◆ **Task requirements**
Search the material below for the word "JSON". Copy every line that has it.

-- Extracted entries start --

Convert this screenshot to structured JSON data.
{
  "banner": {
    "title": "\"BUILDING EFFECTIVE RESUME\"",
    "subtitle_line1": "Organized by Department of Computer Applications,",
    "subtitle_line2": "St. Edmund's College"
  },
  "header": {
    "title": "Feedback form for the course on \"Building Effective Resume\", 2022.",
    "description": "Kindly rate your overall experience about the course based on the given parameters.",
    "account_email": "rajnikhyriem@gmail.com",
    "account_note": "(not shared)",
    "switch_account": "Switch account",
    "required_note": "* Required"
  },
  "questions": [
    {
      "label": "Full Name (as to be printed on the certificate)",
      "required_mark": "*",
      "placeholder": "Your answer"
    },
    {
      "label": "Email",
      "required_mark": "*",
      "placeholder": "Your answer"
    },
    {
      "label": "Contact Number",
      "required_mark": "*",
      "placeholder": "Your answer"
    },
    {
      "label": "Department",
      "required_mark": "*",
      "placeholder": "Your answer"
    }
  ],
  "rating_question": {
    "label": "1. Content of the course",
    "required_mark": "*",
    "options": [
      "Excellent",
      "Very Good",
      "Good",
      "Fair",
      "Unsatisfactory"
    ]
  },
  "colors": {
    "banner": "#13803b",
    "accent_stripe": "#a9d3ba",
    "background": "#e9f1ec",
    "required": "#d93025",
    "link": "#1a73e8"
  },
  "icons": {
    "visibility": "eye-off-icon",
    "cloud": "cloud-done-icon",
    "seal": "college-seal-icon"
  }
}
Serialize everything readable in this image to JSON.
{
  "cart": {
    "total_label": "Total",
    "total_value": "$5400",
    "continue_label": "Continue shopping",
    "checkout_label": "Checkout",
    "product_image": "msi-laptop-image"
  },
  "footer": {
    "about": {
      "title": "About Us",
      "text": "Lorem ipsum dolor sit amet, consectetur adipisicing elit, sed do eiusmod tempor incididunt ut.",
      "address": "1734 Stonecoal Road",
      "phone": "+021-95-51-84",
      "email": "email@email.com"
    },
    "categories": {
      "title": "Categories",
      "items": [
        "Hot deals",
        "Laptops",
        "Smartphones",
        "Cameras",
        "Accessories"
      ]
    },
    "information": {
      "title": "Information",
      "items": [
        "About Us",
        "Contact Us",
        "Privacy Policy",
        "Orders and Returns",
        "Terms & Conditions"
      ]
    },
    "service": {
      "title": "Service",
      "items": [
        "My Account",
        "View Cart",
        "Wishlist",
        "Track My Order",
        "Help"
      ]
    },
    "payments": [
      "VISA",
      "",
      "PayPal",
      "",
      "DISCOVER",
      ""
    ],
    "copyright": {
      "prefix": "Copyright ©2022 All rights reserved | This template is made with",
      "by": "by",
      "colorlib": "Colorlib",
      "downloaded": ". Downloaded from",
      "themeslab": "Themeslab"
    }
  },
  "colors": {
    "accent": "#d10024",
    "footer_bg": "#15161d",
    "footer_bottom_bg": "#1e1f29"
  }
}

-- Extracted entries end --

◆ **Output for this task**
Convert this screenshot to structured JSON data.
Serialize everything readable in this image to JSON.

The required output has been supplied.